### Consegna
Stabilisci se le affermazioni seguenti concordano con il testo da analizzare, rispondendo sì o no a ciascuna e citando tra virgolette le parole del testo che lo dimostrano.
1. Il cameriere aveva mandato le foto e le poesie di Luca a una persona con cui non parlava da anni.
2. L'incontro con il cameriere è avvenuto durante una premiazione a Palermo.
3. Chi parla si dice del tutto sereno a livello personale.

### Testo da analizzare
____________________
“La cosa più bella,” continua Luca “è che durante la premiazione a Ragusa, un cameriere che serviva piatti di prelibatezze siciliane mi ferma e mi dice ‘ho mandato le tue foto e le tue poesie a una persona con cui mi ero lasciato in modo terribile e non ci parlavo più da anni. Adesso ci stiamo scrivendo di nuovo’. Credo sia un piccolo miracolo, questo, forse la cosa migliore che abbia fatto in vita mia”.
“Sono abbastanza contento. Confuso, ma contento. La forma espressiva che ho trovato per ora è abbastanza nuova per chi la guarda e io sono contento di farla. Se sei contento di fare qualcosa di innovativo è già un gran risultato.”
“Confusione totale a livello personale, umano. Però è ok e mi servirà. Penso che la creazione possa avvenire solo attraverso la distruzione: norme sociali, qualcun’altro, te stesso. Sulle macerie faremo crescere campi di rose”.
____________________
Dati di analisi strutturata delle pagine

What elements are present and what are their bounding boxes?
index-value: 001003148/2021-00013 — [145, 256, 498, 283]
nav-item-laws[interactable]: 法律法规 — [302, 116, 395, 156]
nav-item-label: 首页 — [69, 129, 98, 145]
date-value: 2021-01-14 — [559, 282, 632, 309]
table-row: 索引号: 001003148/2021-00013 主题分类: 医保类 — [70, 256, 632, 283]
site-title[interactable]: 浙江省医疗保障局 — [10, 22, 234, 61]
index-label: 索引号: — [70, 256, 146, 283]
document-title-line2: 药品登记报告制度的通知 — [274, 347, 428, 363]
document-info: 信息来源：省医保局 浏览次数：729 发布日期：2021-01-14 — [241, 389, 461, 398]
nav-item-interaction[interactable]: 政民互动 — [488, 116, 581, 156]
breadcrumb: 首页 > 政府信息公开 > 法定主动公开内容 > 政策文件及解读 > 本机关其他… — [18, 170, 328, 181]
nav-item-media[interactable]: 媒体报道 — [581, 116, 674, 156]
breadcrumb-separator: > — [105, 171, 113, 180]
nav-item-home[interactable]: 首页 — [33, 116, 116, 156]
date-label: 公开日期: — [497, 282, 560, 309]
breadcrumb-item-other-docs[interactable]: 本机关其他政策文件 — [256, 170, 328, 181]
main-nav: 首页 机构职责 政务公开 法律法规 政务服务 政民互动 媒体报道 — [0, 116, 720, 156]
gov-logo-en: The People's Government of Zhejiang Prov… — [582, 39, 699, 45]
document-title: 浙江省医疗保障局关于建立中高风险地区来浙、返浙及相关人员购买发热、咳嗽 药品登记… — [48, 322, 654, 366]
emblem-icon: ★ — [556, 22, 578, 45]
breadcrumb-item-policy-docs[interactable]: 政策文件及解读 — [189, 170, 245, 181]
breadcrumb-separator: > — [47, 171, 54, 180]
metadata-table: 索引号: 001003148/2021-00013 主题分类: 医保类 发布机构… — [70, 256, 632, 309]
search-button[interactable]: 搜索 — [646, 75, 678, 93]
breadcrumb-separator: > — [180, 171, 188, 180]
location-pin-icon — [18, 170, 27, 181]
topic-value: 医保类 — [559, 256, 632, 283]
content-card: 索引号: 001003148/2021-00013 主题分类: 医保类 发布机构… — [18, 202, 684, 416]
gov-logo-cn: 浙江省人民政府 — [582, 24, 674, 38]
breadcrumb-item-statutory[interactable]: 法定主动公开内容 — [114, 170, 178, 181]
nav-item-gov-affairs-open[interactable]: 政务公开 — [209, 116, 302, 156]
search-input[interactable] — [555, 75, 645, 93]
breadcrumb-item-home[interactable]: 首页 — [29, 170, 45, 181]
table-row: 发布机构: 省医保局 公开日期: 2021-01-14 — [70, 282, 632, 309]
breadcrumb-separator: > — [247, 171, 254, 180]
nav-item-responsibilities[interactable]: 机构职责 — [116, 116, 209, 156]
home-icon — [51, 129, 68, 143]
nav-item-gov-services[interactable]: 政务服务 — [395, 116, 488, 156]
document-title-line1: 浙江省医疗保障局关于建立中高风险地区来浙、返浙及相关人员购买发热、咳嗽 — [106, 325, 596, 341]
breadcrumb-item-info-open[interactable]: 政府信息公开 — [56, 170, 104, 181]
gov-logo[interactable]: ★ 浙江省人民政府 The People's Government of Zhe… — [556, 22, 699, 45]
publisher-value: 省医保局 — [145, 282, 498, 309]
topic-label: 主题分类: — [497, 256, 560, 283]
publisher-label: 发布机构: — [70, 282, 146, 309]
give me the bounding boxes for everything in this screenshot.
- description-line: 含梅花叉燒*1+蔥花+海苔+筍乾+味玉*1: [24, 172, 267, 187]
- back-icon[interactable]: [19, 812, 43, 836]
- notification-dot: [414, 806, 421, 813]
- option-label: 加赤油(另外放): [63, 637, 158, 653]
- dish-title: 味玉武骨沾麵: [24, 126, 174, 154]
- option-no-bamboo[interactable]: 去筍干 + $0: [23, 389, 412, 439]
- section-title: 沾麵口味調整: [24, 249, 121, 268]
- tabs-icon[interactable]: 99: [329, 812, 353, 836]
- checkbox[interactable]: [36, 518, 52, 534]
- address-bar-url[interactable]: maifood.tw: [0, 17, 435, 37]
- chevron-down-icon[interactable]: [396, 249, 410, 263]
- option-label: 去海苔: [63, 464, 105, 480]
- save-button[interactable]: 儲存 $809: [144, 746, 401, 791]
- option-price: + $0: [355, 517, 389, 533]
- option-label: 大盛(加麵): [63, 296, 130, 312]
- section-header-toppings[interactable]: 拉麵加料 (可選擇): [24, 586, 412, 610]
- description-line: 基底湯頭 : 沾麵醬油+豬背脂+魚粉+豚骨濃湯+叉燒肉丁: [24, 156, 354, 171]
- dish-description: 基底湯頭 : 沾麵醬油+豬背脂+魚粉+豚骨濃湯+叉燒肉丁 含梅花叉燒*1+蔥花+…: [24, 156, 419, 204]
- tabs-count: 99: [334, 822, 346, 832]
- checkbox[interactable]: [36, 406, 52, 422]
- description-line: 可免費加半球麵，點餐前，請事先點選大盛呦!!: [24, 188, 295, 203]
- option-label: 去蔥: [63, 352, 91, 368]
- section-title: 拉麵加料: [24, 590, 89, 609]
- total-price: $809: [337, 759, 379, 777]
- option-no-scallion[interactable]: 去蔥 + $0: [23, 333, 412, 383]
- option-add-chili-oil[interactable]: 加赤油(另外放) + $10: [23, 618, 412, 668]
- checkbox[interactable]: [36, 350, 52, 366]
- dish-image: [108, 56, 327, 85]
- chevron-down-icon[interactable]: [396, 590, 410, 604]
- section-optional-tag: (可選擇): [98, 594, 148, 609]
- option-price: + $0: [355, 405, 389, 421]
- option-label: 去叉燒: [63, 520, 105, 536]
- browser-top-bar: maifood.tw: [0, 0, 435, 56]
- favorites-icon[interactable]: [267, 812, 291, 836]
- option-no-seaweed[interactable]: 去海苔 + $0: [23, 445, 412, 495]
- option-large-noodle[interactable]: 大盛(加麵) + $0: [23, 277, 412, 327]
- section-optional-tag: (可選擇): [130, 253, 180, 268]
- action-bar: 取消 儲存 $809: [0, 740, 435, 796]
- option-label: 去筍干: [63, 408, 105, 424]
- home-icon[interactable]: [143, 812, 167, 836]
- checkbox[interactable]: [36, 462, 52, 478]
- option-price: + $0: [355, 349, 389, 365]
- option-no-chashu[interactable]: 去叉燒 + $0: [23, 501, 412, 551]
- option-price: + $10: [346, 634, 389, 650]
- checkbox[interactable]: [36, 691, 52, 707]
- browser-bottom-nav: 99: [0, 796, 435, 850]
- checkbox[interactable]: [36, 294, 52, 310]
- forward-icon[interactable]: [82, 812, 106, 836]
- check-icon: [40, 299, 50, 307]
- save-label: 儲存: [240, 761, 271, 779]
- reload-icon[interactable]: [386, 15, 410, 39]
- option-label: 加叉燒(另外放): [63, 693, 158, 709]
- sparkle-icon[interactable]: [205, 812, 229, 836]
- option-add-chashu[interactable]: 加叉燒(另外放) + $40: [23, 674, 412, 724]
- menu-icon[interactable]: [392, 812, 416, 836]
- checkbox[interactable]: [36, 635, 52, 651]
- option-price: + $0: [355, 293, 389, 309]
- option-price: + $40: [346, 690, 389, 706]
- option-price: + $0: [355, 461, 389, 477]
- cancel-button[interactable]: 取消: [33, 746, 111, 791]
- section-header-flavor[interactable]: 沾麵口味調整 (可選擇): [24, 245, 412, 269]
____________________
### Risposta
1. Sì: «ho mandato le tue foto e le tue poesie a una persona con cui mi ero lasciato in modo terribile e non ci parlavo più da anni».
2. No: «durante la premiazione a Ragusa».
3. No: «Confusione totale a livello personale, umano».